*TEXT SHOWN:*
================
After reading through all the advices given from these past students. The most relevant to me personally is what Orel Shimoonov stated. for me I always taught that mathematics was a bunch a formula you memorize and apply these formulas to problem solving. And from bad experiences of having this mentality made me fail any sort of math class over and over. But then I realize that Mathematics is not something you memorize but rather it requires critical thinking that will help you create an easier solution to any problems.

Based on this advice, what changes can you make right now to help you succeed in this course?

the changes I can make right now that I think will help me through this course is to review the basic calculus concepts such as; Derivatives, antiderivative, antiderivative techniques, function etc. and most importantly dedicate more time and effort into this class materials.

I totally agree with you on your first paragraph. I was also taught to just memorize the formulas without really understanding why we use them. As I struggled with mathematics I forced myself to try to understand any method given to help me have an easier time to create a solution for a problem.
================
*DATA:*
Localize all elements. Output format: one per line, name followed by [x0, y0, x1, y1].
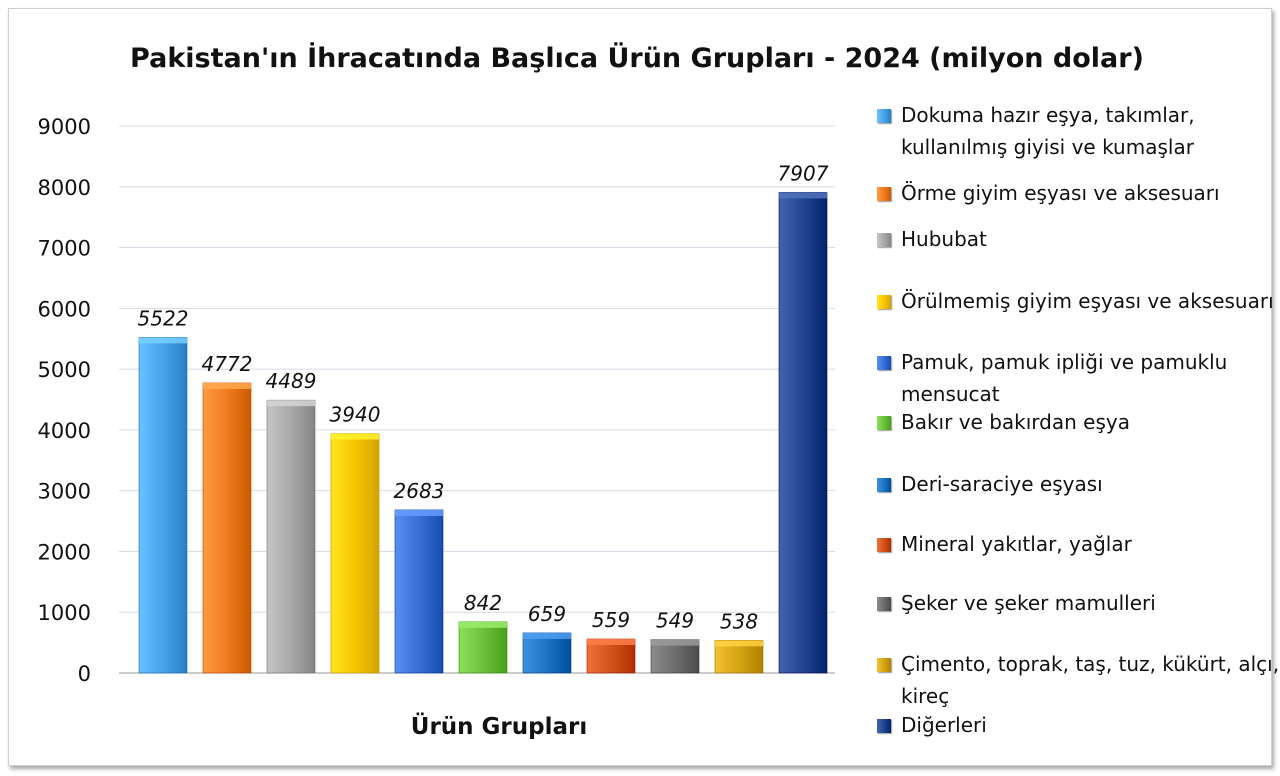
================
*TASKS:*
A - In the math advice discussion, whose advice does the first writer find most relevant?
B - Repeat the part of the math advice discussion starting with "After reading through" and going on through "in this course?".
C - Summarize the math advice discussion in two sentences.

*SOLUTIONS IN ORDER:*
A - Orel Shimoonov's advice.

B -
After reading through all the advices given from these past students. The most relevant to me personally is what Orel Shimoonov stated. for me I always taught that mathematics was a bunch a formula you memorize and apply these formulas to problem solving. And from bad experiences of having this mentality made me fail any sort of math class over and over. But then I realize that Mathematics is not something you memorize but rather it requires critical thinking that will help you create an easier solution to any problems.

Based on this advice, what changes can you make right now to help you succeed in this course?

C - The first writer finds Orel Shimoonov's advice most relevant, having once thought mathematics meant memorizing and applying formulas, which led to failing math classes over and over, before realizing it requires critical thinking. To succeed in the course, the writer plans to review basic calculus concepts such as derivatives and antiderivatives and to dedicate more time and effort, and a reply agrees, describing being taught to memorize formulas without understanding why they are used.